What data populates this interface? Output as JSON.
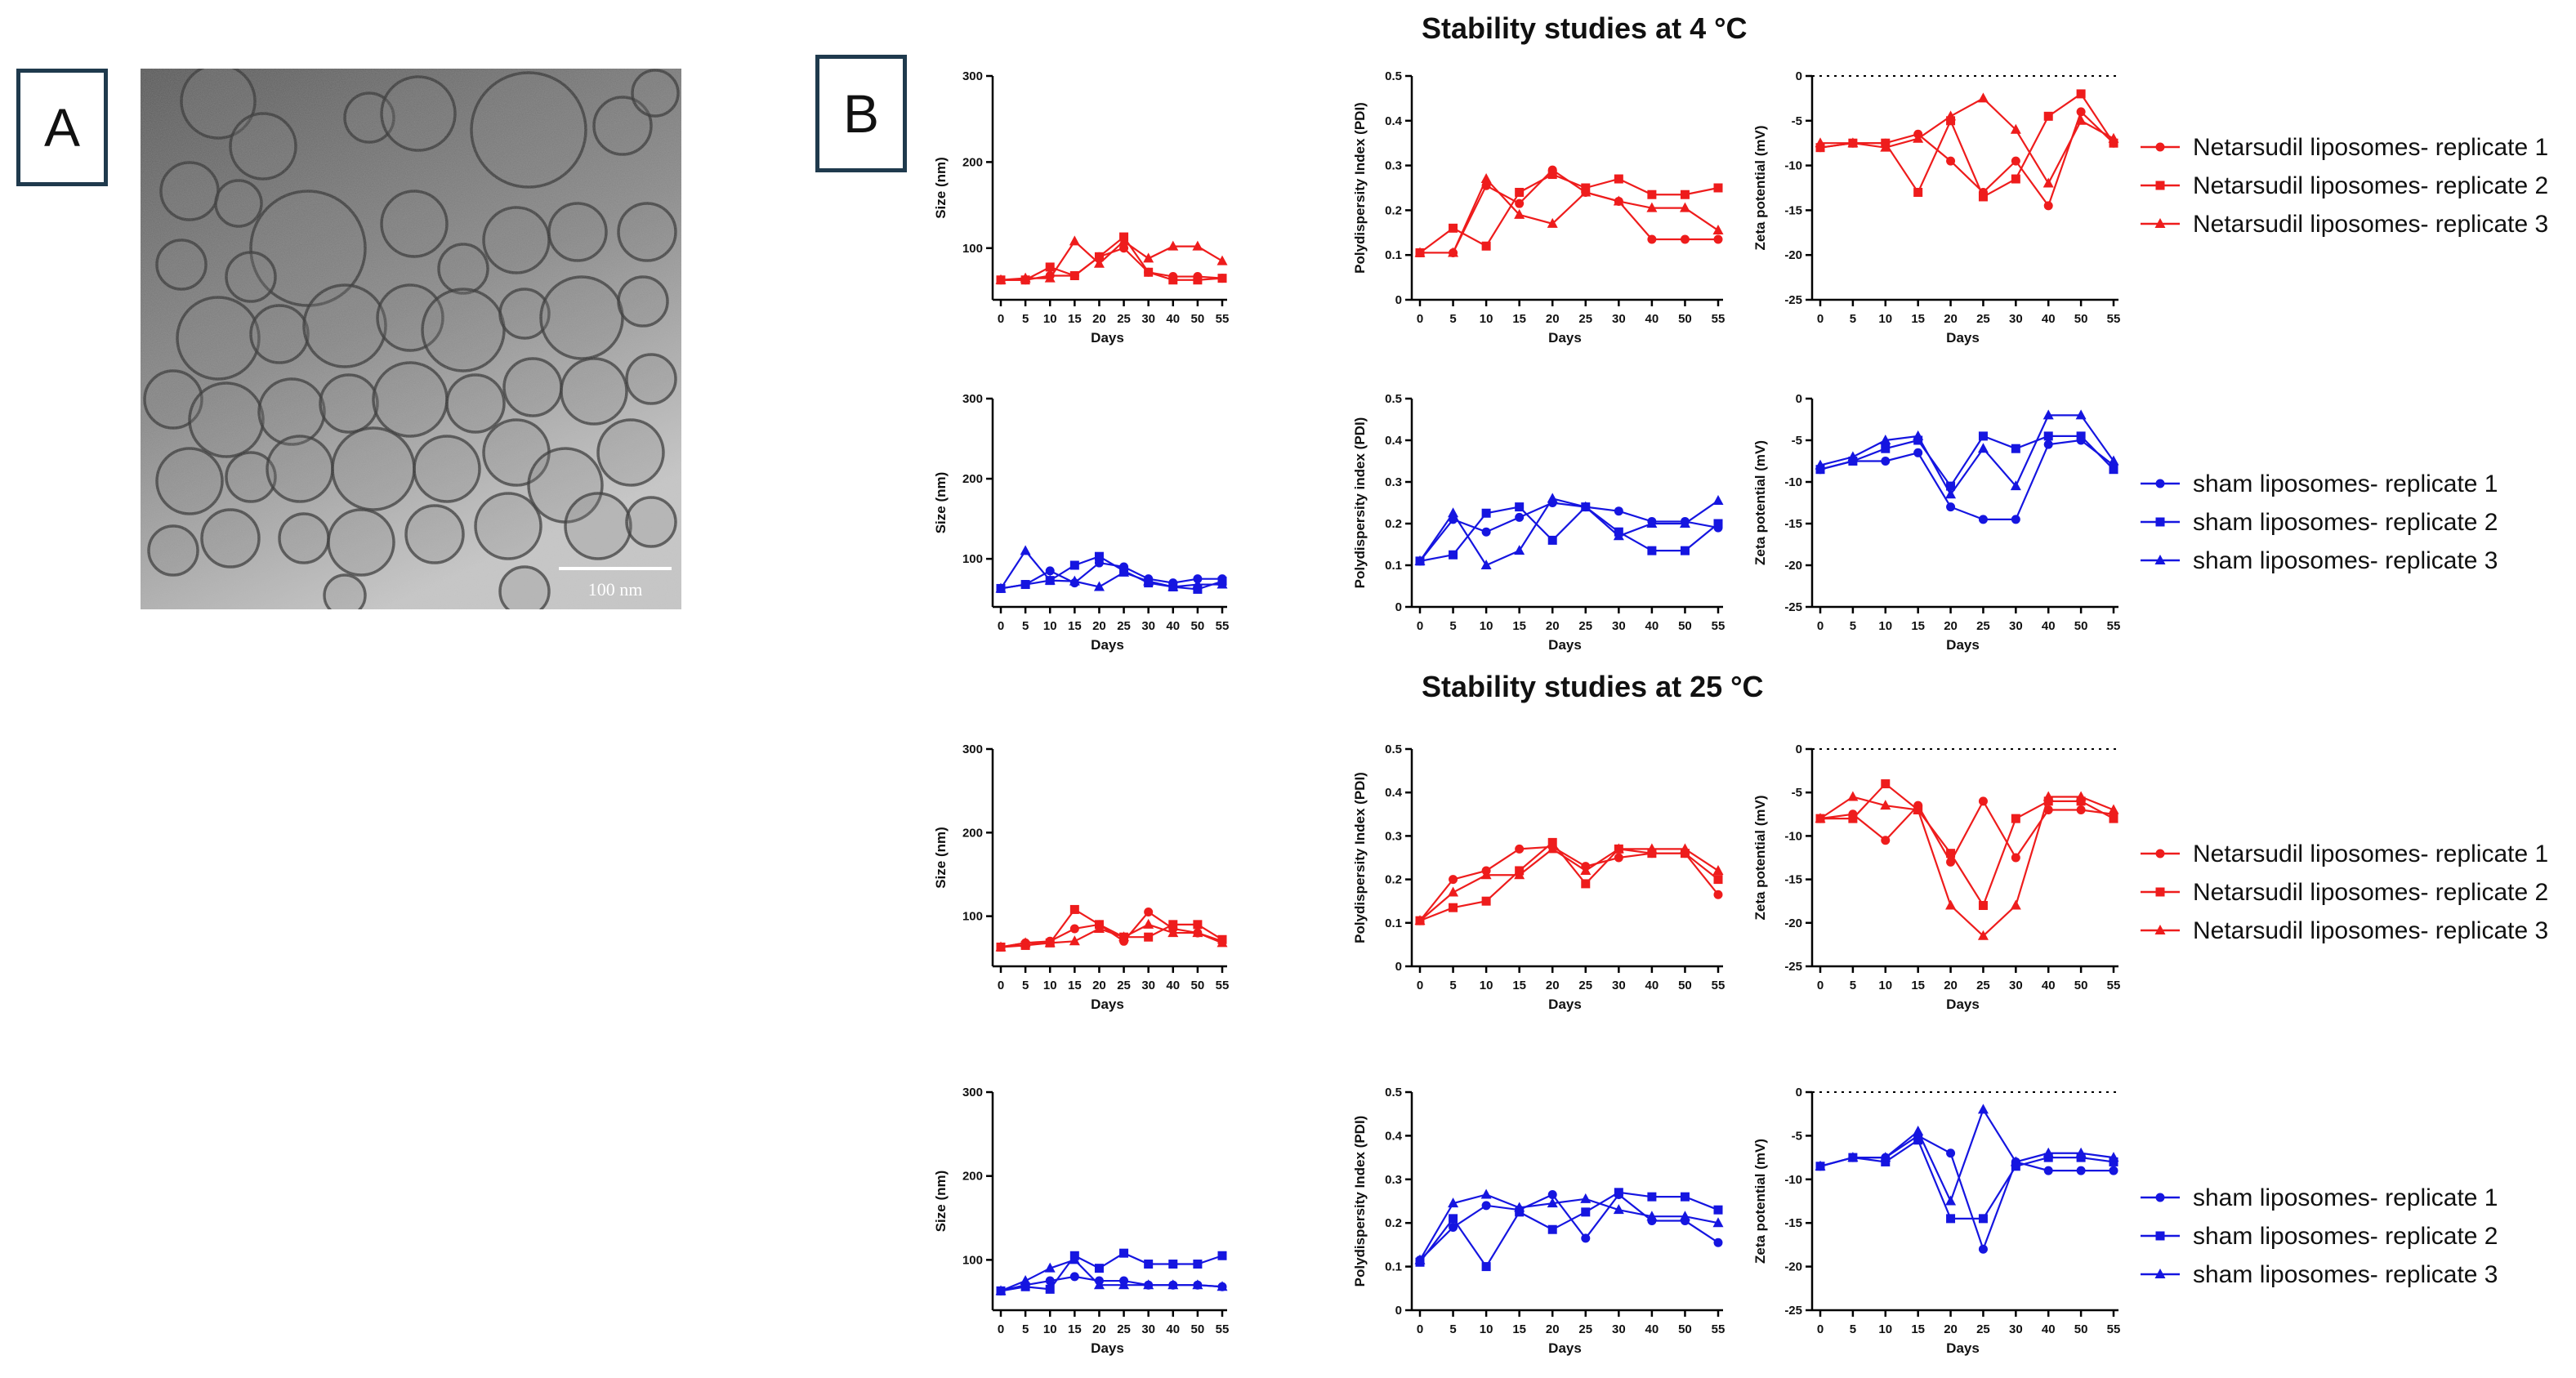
{
  "panel_labels": {
    "a": "A",
    "b": "B"
  },
  "micrograph": {
    "scale_bar_label": "100 nm"
  },
  "sections": [
    {
      "title": "Stability studies at 4 °C"
    },
    {
      "title": "Stability studies at 25 °C"
    }
  ],
  "colors": {
    "red": "#ee1c1c",
    "blue": "#1515e0"
  },
  "legends": [
    {
      "row": 0,
      "color": "red",
      "entries": [
        {
          "label": "Netarsudil liposomes- replicate 1",
          "marker": "circle"
        },
        {
          "label": "Netarsudil liposomes- replicate 2",
          "marker": "square"
        },
        {
          "label": "Netarsudil liposomes- replicate 3",
          "marker": "triangle"
        }
      ]
    },
    {
      "row": 1,
      "color": "blue",
      "entries": [
        {
          "label": "sham liposomes- replicate 1",
          "marker": "circle"
        },
        {
          "label": "sham liposomes- replicate 2",
          "marker": "square"
        },
        {
          "label": "sham liposomes- replicate 3",
          "marker": "triangle"
        }
      ]
    },
    {
      "row": 2,
      "color": "red",
      "entries": [
        {
          "label": "Netarsudil liposomes- replicate 1",
          "marker": "circle"
        },
        {
          "label": "Netarsudil liposomes- replicate 2",
          "marker": "square"
        },
        {
          "label": "Netarsudil liposomes- replicate 3",
          "marker": "triangle"
        }
      ]
    },
    {
      "row": 3,
      "color": "blue",
      "entries": [
        {
          "label": "sham liposomes- replicate 1",
          "marker": "circle"
        },
        {
          "label": "sham liposomes- replicate 2",
          "marker": "square"
        },
        {
          "label": "sham liposomes- replicate 3",
          "marker": "triangle"
        }
      ]
    }
  ],
  "chart_data": [
    {
      "type": "line",
      "row": 0,
      "col": 0,
      "color": "red",
      "ylabel": "Size (nm)",
      "xlabel": "Days",
      "x": [
        0,
        5,
        10,
        15,
        20,
        25,
        30,
        40,
        50,
        55
      ],
      "ylim": [
        40,
        300
      ],
      "yticks": [
        100,
        200,
        300
      ],
      "xticks": [
        0,
        5,
        10,
        15,
        20,
        25,
        30,
        40,
        50,
        55
      ],
      "series": [
        {
          "marker": "circle",
          "values": [
            63,
            63,
            68,
            68,
            90,
            100,
            72,
            67,
            67,
            65
          ]
        },
        {
          "marker": "square",
          "values": [
            63,
            63,
            78,
            68,
            90,
            113,
            72,
            63,
            63,
            65
          ]
        },
        {
          "marker": "triangle",
          "values": [
            63,
            65,
            65,
            108,
            82,
            108,
            88,
            102,
            102,
            85
          ]
        }
      ]
    },
    {
      "type": "line",
      "row": 0,
      "col": 1,
      "color": "red",
      "ylabel": "Polydispersity Index (PDI)",
      "xlabel": "Days",
      "x": [
        0,
        5,
        10,
        15,
        20,
        25,
        30,
        40,
        50,
        55
      ],
      "ylim": [
        0,
        0.5
      ],
      "yticks": [
        0,
        0.1,
        0.2,
        0.3,
        0.4,
        0.5
      ],
      "xticks": [
        0,
        5,
        10,
        15,
        20,
        25,
        30,
        40,
        50,
        55
      ],
      "series": [
        {
          "marker": "circle",
          "values": [
            0.105,
            0.105,
            0.255,
            0.215,
            0.29,
            0.24,
            0.22,
            0.135,
            0.135,
            0.135
          ]
        },
        {
          "marker": "square",
          "values": [
            0.105,
            0.16,
            0.12,
            0.24,
            0.28,
            0.25,
            0.27,
            0.235,
            0.235,
            0.25
          ]
        },
        {
          "marker": "triangle",
          "values": [
            0.105,
            0.105,
            0.27,
            0.19,
            0.17,
            0.24,
            0.22,
            0.205,
            0.205,
            0.155
          ]
        }
      ]
    },
    {
      "type": "line",
      "row": 0,
      "col": 2,
      "color": "red",
      "ylabel": "Zeta potential (mV)",
      "xlabel": "Days",
      "x": [
        0,
        5,
        10,
        15,
        20,
        25,
        30,
        40,
        50,
        55
      ],
      "ylim": [
        -25,
        0
      ],
      "yticks": [
        0,
        -5,
        -10,
        -15,
        -20,
        -25
      ],
      "xticks": [
        0,
        5,
        10,
        15,
        20,
        25,
        30,
        40,
        50,
        55
      ],
      "zero_line": true,
      "series": [
        {
          "marker": "circle",
          "values": [
            -8,
            -7.5,
            -7.5,
            -6.5,
            -9.5,
            -13,
            -9.5,
            -14.5,
            -4,
            -7.5
          ]
        },
        {
          "marker": "square",
          "values": [
            -8,
            -7.5,
            -7.5,
            -13,
            -5,
            -13.5,
            -11.5,
            -4.5,
            -2,
            -7.5
          ]
        },
        {
          "marker": "triangle",
          "values": [
            -7.5,
            -7.5,
            -8,
            -7,
            -4.5,
            -2.5,
            -6,
            -12,
            -5,
            -7
          ]
        }
      ]
    },
    {
      "type": "line",
      "row": 1,
      "col": 0,
      "color": "blue",
      "ylabel": "Size (nm)",
      "xlabel": "Days",
      "x": [
        0,
        5,
        10,
        15,
        20,
        25,
        30,
        40,
        50,
        55
      ],
      "ylim": [
        40,
        300
      ],
      "yticks": [
        100,
        200,
        300
      ],
      "xticks": [
        0,
        5,
        10,
        15,
        20,
        25,
        30,
        40,
        50,
        55
      ],
      "series": [
        {
          "marker": "circle",
          "values": [
            63,
            68,
            85,
            70,
            95,
            90,
            75,
            70,
            75,
            75
          ]
        },
        {
          "marker": "square",
          "values": [
            63,
            68,
            73,
            92,
            103,
            85,
            70,
            65,
            62,
            72
          ]
        },
        {
          "marker": "triangle",
          "values": [
            63,
            110,
            73,
            72,
            65,
            83,
            72,
            65,
            68,
            68
          ]
        }
      ]
    },
    {
      "type": "line",
      "row": 1,
      "col": 1,
      "color": "blue",
      "ylabel": "Polydispersity index (PDI)",
      "xlabel": "Days",
      "x": [
        0,
        5,
        10,
        15,
        20,
        25,
        30,
        40,
        50,
        55
      ],
      "ylim": [
        0,
        0.5
      ],
      "yticks": [
        0,
        0.1,
        0.2,
        0.3,
        0.4,
        0.5
      ],
      "xticks": [
        0,
        5,
        10,
        15,
        20,
        25,
        30,
        40,
        50,
        55
      ],
      "series": [
        {
          "marker": "circle",
          "values": [
            0.11,
            0.21,
            0.18,
            0.215,
            0.25,
            0.24,
            0.23,
            0.205,
            0.205,
            0.19
          ]
        },
        {
          "marker": "square",
          "values": [
            0.11,
            0.125,
            0.225,
            0.24,
            0.16,
            0.24,
            0.18,
            0.135,
            0.135,
            0.2
          ]
        },
        {
          "marker": "triangle",
          "values": [
            0.11,
            0.225,
            0.1,
            0.135,
            0.26,
            0.24,
            0.17,
            0.2,
            0.2,
            0.255
          ]
        }
      ]
    },
    {
      "type": "line",
      "row": 1,
      "col": 2,
      "color": "blue",
      "ylabel": "Zeta potential (mV)",
      "xlabel": "Days",
      "x": [
        0,
        5,
        10,
        15,
        20,
        25,
        30,
        40,
        50,
        55
      ],
      "ylim": [
        -25,
        0
      ],
      "yticks": [
        0,
        -5,
        -10,
        -15,
        -20,
        -25
      ],
      "xticks": [
        0,
        5,
        10,
        15,
        20,
        25,
        30,
        40,
        50,
        55
      ],
      "series": [
        {
          "marker": "circle",
          "values": [
            -8.5,
            -7.5,
            -7.5,
            -6.5,
            -13,
            -14.5,
            -14.5,
            -5.5,
            -5,
            -8
          ]
        },
        {
          "marker": "square",
          "values": [
            -8.5,
            -7.5,
            -6,
            -5,
            -10.5,
            -4.5,
            -6,
            -4.5,
            -4.5,
            -8.5
          ]
        },
        {
          "marker": "triangle",
          "values": [
            -8,
            -7,
            -5,
            -4.5,
            -11.5,
            -6,
            -10.5,
            -2,
            -2,
            -7.5
          ]
        }
      ]
    },
    {
      "type": "line",
      "row": 2,
      "col": 0,
      "color": "red",
      "ylabel": "Size (nm)",
      "xlabel": "Days",
      "x": [
        0,
        5,
        10,
        15,
        20,
        25,
        30,
        40,
        50,
        55
      ],
      "ylim": [
        40,
        300
      ],
      "yticks": [
        100,
        200,
        300
      ],
      "xticks": [
        0,
        5,
        10,
        15,
        20,
        25,
        30,
        40,
        50,
        55
      ],
      "series": [
        {
          "marker": "circle",
          "values": [
            63,
            68,
            70,
            85,
            90,
            70,
            105,
            85,
            80,
            70
          ]
        },
        {
          "marker": "square",
          "values": [
            63,
            65,
            68,
            108,
            90,
            75,
            75,
            90,
            90,
            72
          ]
        },
        {
          "marker": "triangle",
          "values": [
            63,
            68,
            68,
            70,
            85,
            75,
            90,
            80,
            80,
            68
          ]
        }
      ]
    },
    {
      "type": "line",
      "row": 2,
      "col": 1,
      "color": "red",
      "ylabel": "Polydispersity Index (PDI)",
      "xlabel": "Days",
      "x": [
        0,
        5,
        10,
        15,
        20,
        25,
        30,
        40,
        50,
        55
      ],
      "ylim": [
        0,
        0.5
      ],
      "yticks": [
        0,
        0.1,
        0.2,
        0.3,
        0.4,
        0.5
      ],
      "xticks": [
        0,
        5,
        10,
        15,
        20,
        25,
        30,
        40,
        50,
        55
      ],
      "series": [
        {
          "marker": "circle",
          "values": [
            0.105,
            0.2,
            0.22,
            0.27,
            0.275,
            0.23,
            0.25,
            0.26,
            0.26,
            0.165
          ]
        },
        {
          "marker": "square",
          "values": [
            0.105,
            0.135,
            0.15,
            0.22,
            0.285,
            0.19,
            0.27,
            0.26,
            0.26,
            0.2
          ]
        },
        {
          "marker": "triangle",
          "values": [
            0.105,
            0.17,
            0.21,
            0.21,
            0.27,
            0.22,
            0.27,
            0.27,
            0.27,
            0.22
          ]
        }
      ]
    },
    {
      "type": "line",
      "row": 2,
      "col": 2,
      "color": "red",
      "ylabel": "Zeta potential (mV)",
      "xlabel": "Days",
      "x": [
        0,
        5,
        10,
        15,
        20,
        25,
        30,
        40,
        50,
        55
      ],
      "ylim": [
        -25,
        0
      ],
      "yticks": [
        0,
        -5,
        -10,
        -15,
        -20,
        -25
      ],
      "xticks": [
        0,
        5,
        10,
        15,
        20,
        25,
        30,
        40,
        50,
        55
      ],
      "zero_line": true,
      "series": [
        {
          "marker": "circle",
          "values": [
            -8,
            -7.5,
            -10.5,
            -6.5,
            -13,
            -6,
            -12.5,
            -7,
            -7,
            -7.5
          ]
        },
        {
          "marker": "square",
          "values": [
            -8,
            -8,
            -4,
            -7,
            -12,
            -18,
            -8,
            -6,
            -6,
            -8
          ]
        },
        {
          "marker": "triangle",
          "values": [
            -8,
            -5.5,
            -6.5,
            -7,
            -18,
            -21.5,
            -18,
            -5.5,
            -5.5,
            -7
          ]
        }
      ]
    },
    {
      "type": "line",
      "row": 3,
      "col": 0,
      "color": "blue",
      "ylabel": "Size (nm)",
      "xlabel": "Days",
      "x": [
        0,
        5,
        10,
        15,
        20,
        25,
        30,
        40,
        50,
        55
      ],
      "ylim": [
        40,
        300
      ],
      "yticks": [
        100,
        200,
        300
      ],
      "xticks": [
        0,
        5,
        10,
        15,
        20,
        25,
        30,
        40,
        50,
        55
      ],
      "series": [
        {
          "marker": "circle",
          "values": [
            63,
            70,
            75,
            80,
            75,
            75,
            70,
            70,
            70,
            68
          ]
        },
        {
          "marker": "square",
          "values": [
            63,
            68,
            65,
            105,
            90,
            108,
            95,
            95,
            95,
            105
          ]
        },
        {
          "marker": "triangle",
          "values": [
            63,
            75,
            90,
            100,
            70,
            70,
            70,
            70,
            70,
            68
          ]
        }
      ]
    },
    {
      "type": "line",
      "row": 3,
      "col": 1,
      "color": "blue",
      "ylabel": "Polydispersity Index (PDI)",
      "xlabel": "Days",
      "x": [
        0,
        5,
        10,
        15,
        20,
        25,
        30,
        40,
        50,
        55
      ],
      "ylim": [
        0,
        0.5
      ],
      "yticks": [
        0,
        0.1,
        0.2,
        0.3,
        0.4,
        0.5
      ],
      "xticks": [
        0,
        5,
        10,
        15,
        20,
        25,
        30,
        40,
        50,
        55
      ],
      "series": [
        {
          "marker": "circle",
          "values": [
            0.115,
            0.19,
            0.24,
            0.23,
            0.265,
            0.165,
            0.265,
            0.205,
            0.205,
            0.155
          ]
        },
        {
          "marker": "square",
          "values": [
            0.11,
            0.21,
            0.1,
            0.225,
            0.185,
            0.225,
            0.27,
            0.26,
            0.26,
            0.23
          ]
        },
        {
          "marker": "triangle",
          "values": [
            0.115,
            0.245,
            0.265,
            0.235,
            0.245,
            0.255,
            0.23,
            0.215,
            0.215,
            0.2
          ]
        }
      ]
    },
    {
      "type": "line",
      "row": 3,
      "col": 2,
      "color": "blue",
      "ylabel": "Zeta potential (mV)",
      "xlabel": "Days",
      "x": [
        0,
        5,
        10,
        15,
        20,
        25,
        30,
        40,
        50,
        55
      ],
      "ylim": [
        -25,
        0
      ],
      "yticks": [
        0,
        -5,
        -10,
        -15,
        -20,
        -25
      ],
      "xticks": [
        0,
        5,
        10,
        15,
        20,
        25,
        30,
        40,
        50,
        55
      ],
      "zero_line": true,
      "series": [
        {
          "marker": "circle",
          "values": [
            -8.5,
            -7.5,
            -7.5,
            -5,
            -7,
            -18,
            -8,
            -9,
            -9,
            -9
          ]
        },
        {
          "marker": "square",
          "values": [
            -8.5,
            -7.5,
            -8,
            -5.5,
            -14.5,
            -14.5,
            -8.5,
            -7.5,
            -7.5,
            -8
          ]
        },
        {
          "marker": "triangle",
          "values": [
            -8.5,
            -7.5,
            -7.5,
            -4.5,
            -12.5,
            -2,
            -8,
            -7,
            -7,
            -7.5
          ]
        }
      ]
    }
  ]
}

────

_Exercise:_
Select every line above that contains the word "Stability", and copy it.

_Full solution:_
      "title": "Stability studies at 4 °C"
      "title": "Stability studies at 25 °C"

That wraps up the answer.